# Start of SUPPLIED ENTRIES

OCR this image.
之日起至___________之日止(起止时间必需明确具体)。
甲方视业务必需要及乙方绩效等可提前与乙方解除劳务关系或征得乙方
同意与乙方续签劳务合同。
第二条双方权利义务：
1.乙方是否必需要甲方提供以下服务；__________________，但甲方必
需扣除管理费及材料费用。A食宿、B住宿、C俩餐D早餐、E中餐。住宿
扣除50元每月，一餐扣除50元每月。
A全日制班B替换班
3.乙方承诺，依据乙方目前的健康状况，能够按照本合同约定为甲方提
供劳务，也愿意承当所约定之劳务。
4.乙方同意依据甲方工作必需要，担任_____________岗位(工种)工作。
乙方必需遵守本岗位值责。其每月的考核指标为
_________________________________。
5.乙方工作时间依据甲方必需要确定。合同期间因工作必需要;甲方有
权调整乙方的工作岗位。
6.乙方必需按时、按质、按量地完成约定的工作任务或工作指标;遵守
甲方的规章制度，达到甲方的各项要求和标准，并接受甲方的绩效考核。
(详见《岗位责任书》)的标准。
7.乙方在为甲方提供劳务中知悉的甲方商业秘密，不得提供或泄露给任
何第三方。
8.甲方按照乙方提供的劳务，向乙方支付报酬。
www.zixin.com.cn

# End of SUPPLIED ENTRIES

**THE EXERCISE**: Make an exact copy of every entry.

**SOLUTION FOR THIS TASK**:
OCR this image.
之日起至___________之日止(起止时间必需明确具体)。
甲方视业务必需要及乙方绩效等可提前与乙方解除劳务关系或征得乙方
同意与乙方续签劳务合同。
第二条双方权利义务：
1.乙方是否必需要甲方提供以下服务；__________________，但甲方必
需扣除管理费及材料费用。A食宿、B住宿、C俩餐D早餐、E中餐。住宿
扣除50元每月，一餐扣除50元每月。
A全日制班B替换班
3.乙方承诺，依据乙方目前的健康状况，能够按照本合同约定为甲方提
供劳务，也愿意承当所约定之劳务。
4.乙方同意依据甲方工作必需要，担任_____________岗位(工种)工作。
乙方必需遵守本岗位值责。其每月的考核指标为
_________________________________。
5.乙方工作时间依据甲方必需要确定。合同期间因工作必需要;甲方有
权调整乙方的工作岗位。
6.乙方必需按时、按质、按量地完成约定的工作任务或工作指标;遵守
甲方的规章制度，达到甲方的各项要求和标准，并接受甲方的绩效考核。
(详见《岗位责任书》)的标准。
7.乙方在为甲方提供劳务中知悉的甲方商业秘密，不得提供或泄露给任
何第三方。
8.甲方按照乙方提供的劳务，向乙方支付报酬。
www.zixin.com.cn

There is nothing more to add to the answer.